## [Exercise objective]
Whenever a line contains the string "text", copy it out of the entries.

===== Dataset excerpts

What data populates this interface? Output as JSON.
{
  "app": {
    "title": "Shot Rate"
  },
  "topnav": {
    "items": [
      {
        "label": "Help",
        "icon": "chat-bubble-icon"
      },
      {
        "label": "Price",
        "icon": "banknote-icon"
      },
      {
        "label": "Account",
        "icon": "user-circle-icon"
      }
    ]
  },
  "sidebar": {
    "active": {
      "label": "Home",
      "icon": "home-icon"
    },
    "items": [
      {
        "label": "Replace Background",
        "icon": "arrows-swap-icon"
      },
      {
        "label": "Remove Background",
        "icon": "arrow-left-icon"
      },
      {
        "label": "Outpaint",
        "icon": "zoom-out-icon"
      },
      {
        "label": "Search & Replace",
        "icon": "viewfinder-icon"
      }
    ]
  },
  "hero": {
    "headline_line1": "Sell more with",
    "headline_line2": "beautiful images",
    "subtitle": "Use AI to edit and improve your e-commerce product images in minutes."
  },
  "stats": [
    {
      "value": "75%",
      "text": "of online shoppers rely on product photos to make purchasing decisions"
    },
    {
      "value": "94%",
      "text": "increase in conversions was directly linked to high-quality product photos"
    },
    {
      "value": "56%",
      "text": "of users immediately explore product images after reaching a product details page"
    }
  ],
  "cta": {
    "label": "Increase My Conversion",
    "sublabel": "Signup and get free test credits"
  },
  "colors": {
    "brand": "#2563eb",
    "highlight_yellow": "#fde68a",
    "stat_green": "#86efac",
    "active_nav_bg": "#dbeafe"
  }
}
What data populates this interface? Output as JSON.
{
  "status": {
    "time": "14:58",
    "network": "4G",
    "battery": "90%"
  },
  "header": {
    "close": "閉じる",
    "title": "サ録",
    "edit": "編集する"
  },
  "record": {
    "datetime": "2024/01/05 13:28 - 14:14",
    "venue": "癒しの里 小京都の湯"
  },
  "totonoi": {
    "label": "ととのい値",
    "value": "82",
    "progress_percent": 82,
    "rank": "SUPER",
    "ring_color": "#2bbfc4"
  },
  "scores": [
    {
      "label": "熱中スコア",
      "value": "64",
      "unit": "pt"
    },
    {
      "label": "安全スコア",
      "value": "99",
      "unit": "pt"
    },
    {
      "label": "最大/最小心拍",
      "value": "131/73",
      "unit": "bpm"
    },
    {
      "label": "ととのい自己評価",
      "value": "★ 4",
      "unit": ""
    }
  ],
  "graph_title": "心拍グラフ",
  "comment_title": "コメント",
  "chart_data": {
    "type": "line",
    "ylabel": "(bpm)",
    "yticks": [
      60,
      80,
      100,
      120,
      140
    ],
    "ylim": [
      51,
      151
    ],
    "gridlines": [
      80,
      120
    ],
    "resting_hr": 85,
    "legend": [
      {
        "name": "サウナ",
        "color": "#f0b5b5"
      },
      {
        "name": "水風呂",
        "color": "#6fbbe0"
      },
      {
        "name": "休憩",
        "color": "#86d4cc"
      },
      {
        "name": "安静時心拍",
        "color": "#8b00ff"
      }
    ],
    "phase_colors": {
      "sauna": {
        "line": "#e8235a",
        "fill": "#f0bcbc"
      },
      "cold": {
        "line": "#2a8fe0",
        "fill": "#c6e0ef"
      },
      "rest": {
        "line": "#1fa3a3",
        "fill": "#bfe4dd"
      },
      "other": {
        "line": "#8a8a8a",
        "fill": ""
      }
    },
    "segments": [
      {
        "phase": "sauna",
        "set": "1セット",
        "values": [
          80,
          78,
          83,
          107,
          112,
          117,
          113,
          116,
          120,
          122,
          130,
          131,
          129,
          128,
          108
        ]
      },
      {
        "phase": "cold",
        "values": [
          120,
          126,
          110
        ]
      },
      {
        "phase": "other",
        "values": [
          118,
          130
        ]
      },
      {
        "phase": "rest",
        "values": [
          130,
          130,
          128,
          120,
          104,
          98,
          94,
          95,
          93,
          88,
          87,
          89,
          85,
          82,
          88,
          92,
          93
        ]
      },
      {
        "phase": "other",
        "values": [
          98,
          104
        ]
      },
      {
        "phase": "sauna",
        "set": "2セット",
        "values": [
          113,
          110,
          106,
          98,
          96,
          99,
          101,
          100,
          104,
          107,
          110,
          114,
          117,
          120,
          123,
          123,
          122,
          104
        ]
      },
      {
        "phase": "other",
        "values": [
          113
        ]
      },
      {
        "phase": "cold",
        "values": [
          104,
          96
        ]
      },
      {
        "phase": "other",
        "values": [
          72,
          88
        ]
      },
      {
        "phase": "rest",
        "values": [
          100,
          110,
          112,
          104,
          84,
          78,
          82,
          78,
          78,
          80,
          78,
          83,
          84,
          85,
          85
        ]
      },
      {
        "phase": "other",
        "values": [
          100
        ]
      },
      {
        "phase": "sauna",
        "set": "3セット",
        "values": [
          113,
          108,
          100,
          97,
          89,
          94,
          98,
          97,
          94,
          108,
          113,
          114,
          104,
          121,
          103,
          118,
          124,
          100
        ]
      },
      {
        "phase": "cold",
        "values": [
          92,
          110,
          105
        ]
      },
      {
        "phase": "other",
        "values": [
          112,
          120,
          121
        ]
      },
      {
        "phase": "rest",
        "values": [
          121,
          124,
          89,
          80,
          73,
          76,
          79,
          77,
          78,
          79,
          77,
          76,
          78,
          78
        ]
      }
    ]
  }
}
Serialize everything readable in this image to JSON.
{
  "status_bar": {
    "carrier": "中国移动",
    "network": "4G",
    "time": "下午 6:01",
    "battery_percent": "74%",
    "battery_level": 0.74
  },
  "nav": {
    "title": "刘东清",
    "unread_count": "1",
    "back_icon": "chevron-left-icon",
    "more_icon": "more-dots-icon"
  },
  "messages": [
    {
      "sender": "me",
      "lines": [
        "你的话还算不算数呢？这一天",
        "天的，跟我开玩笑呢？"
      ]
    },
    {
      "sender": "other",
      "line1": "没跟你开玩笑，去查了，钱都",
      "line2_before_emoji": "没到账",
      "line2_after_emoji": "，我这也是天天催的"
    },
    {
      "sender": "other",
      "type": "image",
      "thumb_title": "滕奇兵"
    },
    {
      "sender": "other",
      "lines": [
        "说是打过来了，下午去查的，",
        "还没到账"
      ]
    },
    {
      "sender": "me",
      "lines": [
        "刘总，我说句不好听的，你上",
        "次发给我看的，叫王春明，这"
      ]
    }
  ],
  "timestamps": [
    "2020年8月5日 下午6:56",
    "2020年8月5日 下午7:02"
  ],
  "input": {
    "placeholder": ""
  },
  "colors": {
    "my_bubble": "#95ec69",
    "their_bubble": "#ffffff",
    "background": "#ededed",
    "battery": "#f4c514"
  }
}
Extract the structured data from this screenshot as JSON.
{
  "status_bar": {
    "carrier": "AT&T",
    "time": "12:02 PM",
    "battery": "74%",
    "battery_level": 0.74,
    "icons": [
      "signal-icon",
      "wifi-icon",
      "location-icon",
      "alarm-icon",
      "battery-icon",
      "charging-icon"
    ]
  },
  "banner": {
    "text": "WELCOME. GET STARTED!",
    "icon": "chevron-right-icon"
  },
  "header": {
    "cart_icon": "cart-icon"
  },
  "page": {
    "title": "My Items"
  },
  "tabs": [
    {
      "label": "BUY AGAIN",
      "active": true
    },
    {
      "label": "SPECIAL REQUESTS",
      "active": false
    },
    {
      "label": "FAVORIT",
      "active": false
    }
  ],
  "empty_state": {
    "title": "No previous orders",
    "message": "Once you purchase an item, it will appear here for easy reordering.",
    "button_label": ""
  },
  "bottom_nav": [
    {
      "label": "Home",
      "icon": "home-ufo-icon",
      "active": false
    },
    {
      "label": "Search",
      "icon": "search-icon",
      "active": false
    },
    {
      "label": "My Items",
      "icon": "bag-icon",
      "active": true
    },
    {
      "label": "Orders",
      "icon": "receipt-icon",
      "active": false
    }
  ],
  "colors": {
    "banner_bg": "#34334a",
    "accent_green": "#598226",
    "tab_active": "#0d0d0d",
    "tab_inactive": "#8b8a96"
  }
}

==========

## [Response to the task]
      "text": "of online shoppers rely on product photos to make purchasing decisions"
      "text": "increase in conversions was directly linked to high-quality product photos"
      "text": "of users immediately explore product images after reaching a product details page"
    "text": "WELCOME. GET STARTED!",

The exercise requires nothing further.